(Rows from a figure dataset)
────────────────────────────────────────
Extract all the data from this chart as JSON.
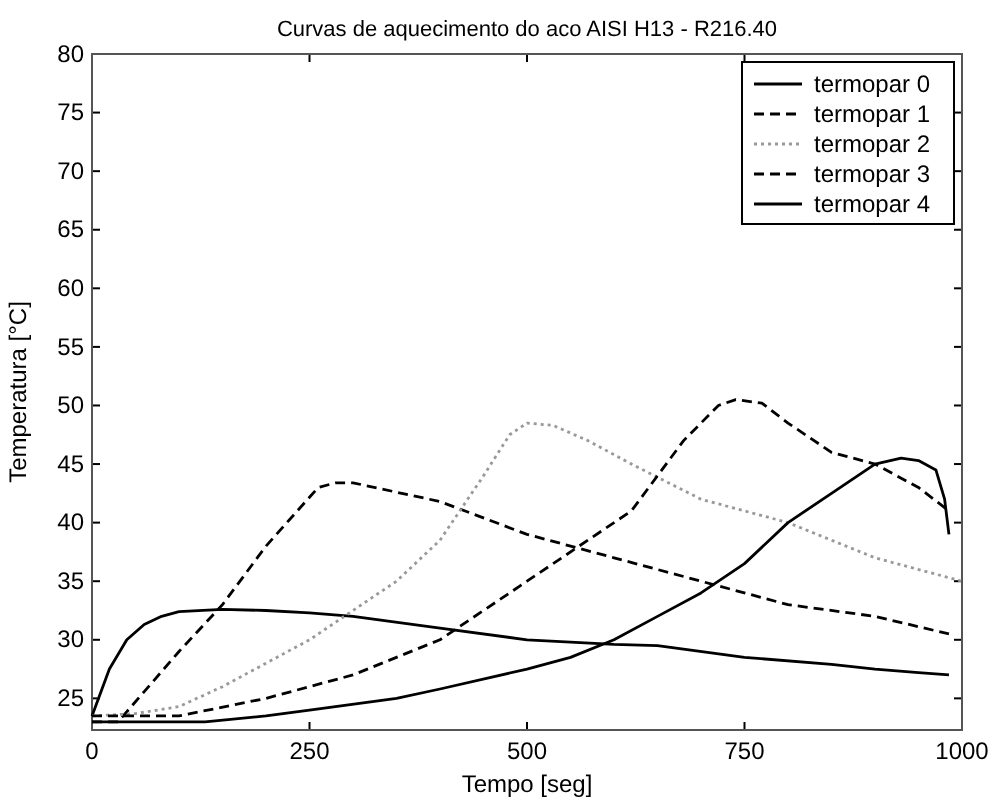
{
  "chart_data": {
    "type": "line",
    "title": "Curvas de aquecimento do aco AISI H13 - R216.40",
    "xlabel": "Tempo [seg]",
    "ylabel": "Temperatura [°C]",
    "xlim": [
      0,
      1000
    ],
    "ylim": [
      22.3,
      80
    ],
    "xticks": [
      0,
      250,
      500,
      750,
      1000
    ],
    "yticks": [
      25,
      30,
      35,
      40,
      45,
      50,
      55,
      60,
      65,
      70,
      75,
      80
    ],
    "grid": false,
    "legend": "top right",
    "series": [
      {
        "name": "termopar 0",
        "color": "#000000",
        "line_style": "solid",
        "x": [
          0,
          20,
          40,
          60,
          80,
          100,
          150,
          200,
          250,
          300,
          400,
          500,
          600,
          650,
          750,
          850,
          900,
          950,
          985
        ],
        "values": [
          23.5,
          27.5,
          30,
          31.3,
          32,
          32.4,
          32.6,
          32.5,
          32.3,
          32,
          31,
          30,
          29.6,
          29.5,
          28.5,
          27.9,
          27.5,
          27.2,
          27
        ]
      },
      {
        "name": "termopar 1",
        "color": "#000000",
        "line_style": "dashed",
        "x": [
          0,
          30,
          100,
          150,
          200,
          260,
          280,
          300,
          350,
          400,
          500,
          600,
          700,
          800,
          900,
          985
        ],
        "values": [
          23,
          23,
          29,
          33,
          38,
          43,
          43.4,
          43.4,
          42.6,
          41.8,
          39,
          37,
          35,
          33,
          32,
          30.5
        ]
      },
      {
        "name": "termopar 2",
        "color": "#999999",
        "line_style": "dotted",
        "x": [
          0,
          50,
          100,
          150,
          200,
          250,
          300,
          350,
          400,
          450,
          480,
          500,
          530,
          570,
          620,
          700,
          800,
          900,
          1000
        ],
        "values": [
          23.5,
          23.7,
          24.3,
          26,
          28,
          30,
          32.5,
          35,
          38.5,
          44,
          47.5,
          48.5,
          48.3,
          47,
          45,
          42,
          40,
          37,
          35
        ]
      },
      {
        "name": "termopar 3",
        "color": "#000000",
        "line_style": "dashed",
        "x": [
          0,
          100,
          200,
          300,
          400,
          500,
          560,
          620,
          680,
          720,
          740,
          770,
          800,
          850,
          900,
          950,
          985
        ],
        "values": [
          23.5,
          23.5,
          25,
          27,
          30,
          35,
          38,
          41,
          47,
          50,
          50.5,
          50.2,
          48.5,
          46,
          45,
          43,
          41
        ]
      },
      {
        "name": "termopar 4",
        "color": "#000000",
        "line_style": "solid",
        "x": [
          0,
          50,
          130,
          200,
          250,
          350,
          400,
          500,
          550,
          600,
          650,
          700,
          750,
          800,
          850,
          900,
          930,
          950,
          970,
          980,
          985
        ],
        "values": [
          23,
          23,
          23,
          23.5,
          24,
          25,
          25.8,
          27.5,
          28.5,
          30,
          32,
          34,
          36.5,
          40,
          42.5,
          45,
          45.5,
          45.3,
          44.5,
          42,
          39
        ]
      }
    ]
  }
}
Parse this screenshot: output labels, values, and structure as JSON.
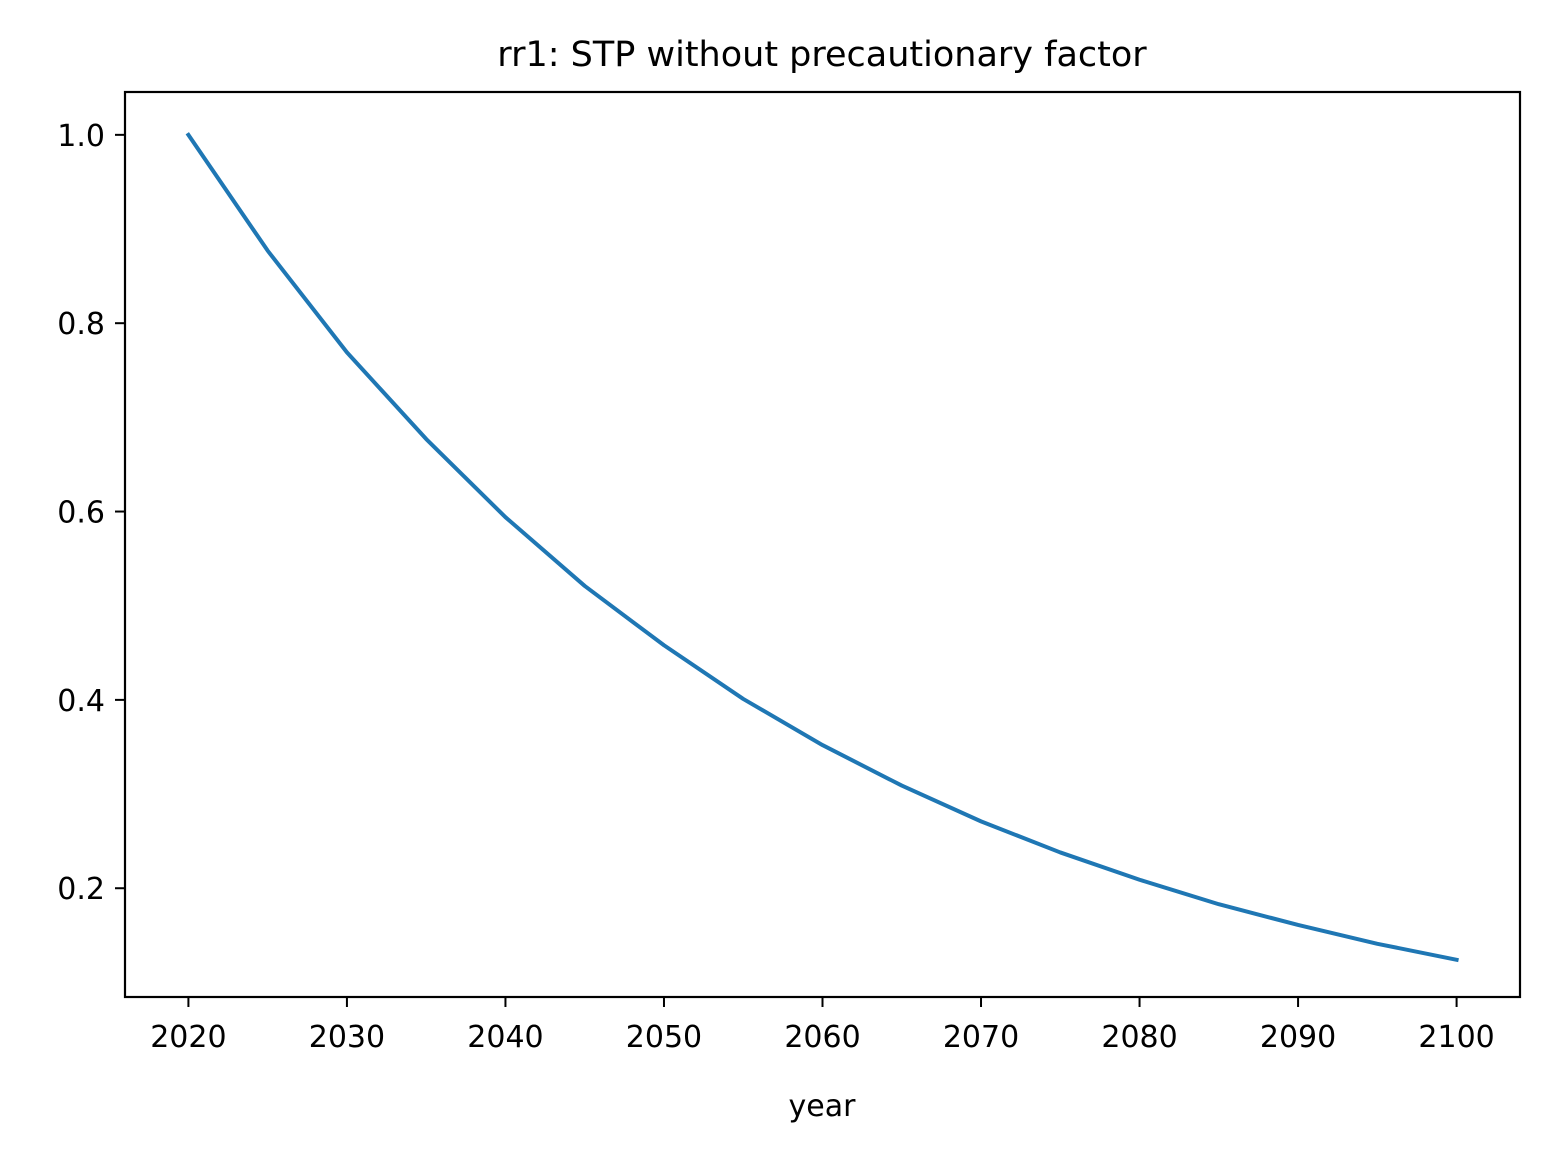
{
  "chart_data": {
    "type": "line",
    "title": "rr1: STP without precautionary factor",
    "xlabel": "year",
    "ylabel": "",
    "xlim": [
      2016,
      2104
    ],
    "ylim": [
      0.0845,
      1.0455
    ],
    "x_ticks": [
      2020,
      2030,
      2040,
      2050,
      2060,
      2070,
      2080,
      2090,
      2100
    ],
    "x_tick_labels": [
      "2020",
      "2030",
      "2040",
      "2050",
      "2060",
      "2070",
      "2080",
      "2090",
      "2100"
    ],
    "y_ticks": [
      0.2,
      0.4,
      0.6,
      0.8,
      1.0
    ],
    "y_tick_labels": [
      "0.2",
      "0.4",
      "0.6",
      "0.8",
      "1.0"
    ],
    "grid": false,
    "legend": "none",
    "series": [
      {
        "color": "#1f77b4",
        "x": [
          2020,
          2025,
          2030,
          2035,
          2040,
          2045,
          2050,
          2055,
          2060,
          2065,
          2070,
          2075,
          2080,
          2085,
          2090,
          2095,
          2100
        ],
        "y": [
          1.0,
          0.877,
          0.769,
          0.677,
          0.594,
          0.521,
          0.458,
          0.401,
          0.352,
          0.309,
          0.271,
          0.238,
          0.209,
          0.183,
          0.161,
          0.141,
          0.124
        ]
      }
    ]
  }
}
────────────────────────────────────────
INSTRUCTIONS TO FOLLOW:
The records above are to be quoted exactly, with all pictures left out.

PROBLEM SOLUTION:
Extract all the data from this chart as JSON.
{
  "chart_data": {
    "type": "line",
    "title": "Curvas de aquecimento do aco AISI H13 - R216.40",
    "xlabel": "Tempo [seg]",
    "ylabel": "Temperatura [°C]",
    "xlim": [
      0,
      1000
    ],
    "ylim": [
      22.3,
      80
    ],
    "xticks": [
      0,
      250,
      500,
      750,
      1000
    ],
    "yticks": [
      25,
      30,
      35,
      40,
      45,
      50,
      55,
      60,
      65,
      70,
      75,
      80
    ],
    "grid": false,
    "legend": "top right",
    "series": [
      {
        "name": "termopar 0",
        "color": "#000000",
        "line_style": "solid",
        "x": [
          0,
          20,
          40,
          60,
          80,
          100,
          150,
          200,
          250,
          300,
          400,
          500,
          600,
          650,
          750,
          850,
          900,
          950,
          985
        ],
        "values": [
          23.5,
          27.5,
          30,
          31.3,
          32,
          32.4,
          32.6,
          32.5,
          32.3,
          32,
          31,
          30,
          29.6,
          29.5,
          28.5,
          27.9,
          27.5,
          27.2,
          27
        ]
      },
      {
        "name": "termopar 1",
        "color": "#000000",
        "line_style": "dashed",
        "x": [
          0,
          30,
          100,
          150,
          200,
          260,
          280,
          300,
          350,
          400,
          500,
          600,
          700,
          800,
          900,
          985
        ],
        "values": [
          23,
          23,
          29,
          33,
          38,
          43,
          43.4,
          43.4,
          42.6,
          41.8,
          39,
          37,
          35,
          33,
          32,
          30.5
        ]
      },
      {
        "name": "termopar 2",
        "color": "#999999",
        "line_style": "dotted",
        "x": [
          0,
          50,
          100,
          150,
          200,
          250,
          300,
          350,
          400,
          450,
          480,
          500,
          530,
          570,
          620,
          700,
          800,
          900,
          1000
        ],
        "values": [
          23.5,
          23.7,
          24.3,
          26,
          28,
          30,
          32.5,
          35,
          38.5,
          44,
          47.5,
          48.5,
          48.3,
          47,
          45,
          42,
          40,
          37,
          35
        ]
      },
      {
        "name": "termopar 3",
        "color": "#000000",
        "line_style": "dashed",
        "x": [
          0,
          100,
          200,
          300,
          400,
          500,
          560,
          620,
          680,
          720,
          740,
          770,
          800,
          850,
          900,
          950,
          985
        ],
        "values": [
          23.5,
          23.5,
          25,
          27,
          30,
          35,
          38,
          41,
          47,
          50,
          50.5,
          50.2,
          48.5,
          46,
          45,
          43,
          41
        ]
      },
      {
        "name": "termopar 4",
        "color": "#000000",
        "line_style": "solid",
        "x": [
          0,
          50,
          130,
          200,
          250,
          350,
          400,
          500,
          550,
          600,
          650,
          700,
          750,
          800,
          850,
          900,
          930,
          950,
          970,
          980,
          985
        ],
        "values": [
          23,
          23,
          23,
          23.5,
          24,
          25,
          25.8,
          27.5,
          28.5,
          30,
          32,
          34,
          36.5,
          40,
          42.5,
          45,
          45.5,
          45.3,
          44.5,
          42,
          39
        ]
      }
    ]
  }
}
Parse this screenshot: output labels, values, and structure as JSON.
{
  "chart_data": {
    "type": "line",
    "title": "rr1: STP without precautionary factor",
    "xlabel": "year",
    "ylabel": "",
    "xlim": [
      2016,
      2104
    ],
    "ylim": [
      0.0845,
      1.0455
    ],
    "x_ticks": [
      2020,
      2030,
      2040,
      2050,
      2060,
      2070,
      2080,
      2090,
      2100
    ],
    "x_tick_labels": [
      "2020",
      "2030",
      "2040",
      "2050",
      "2060",
      "2070",
      "2080",
      "2090",
      "2100"
    ],
    "y_ticks": [
      0.2,
      0.4,
      0.6,
      0.8,
      1.0
    ],
    "y_tick_labels": [
      "0.2",
      "0.4",
      "0.6",
      "0.8",
      "1.0"
    ],
    "grid": false,
    "legend": "none",
    "series": [
      {
        "color": "#1f77b4",
        "x": [
          2020,
          2025,
          2030,
          2035,
          2040,
          2045,
          2050,
          2055,
          2060,
          2065,
          2070,
          2075,
          2080,
          2085,
          2090,
          2095,
          2100
        ],
        "y": [
          1.0,
          0.877,
          0.769,
          0.677,
          0.594,
          0.521,
          0.458,
          0.401,
          0.352,
          0.309,
          0.271,
          0.238,
          0.209,
          0.183,
          0.161,
          0.141,
          0.124
        ]
      }
    ]
  }
}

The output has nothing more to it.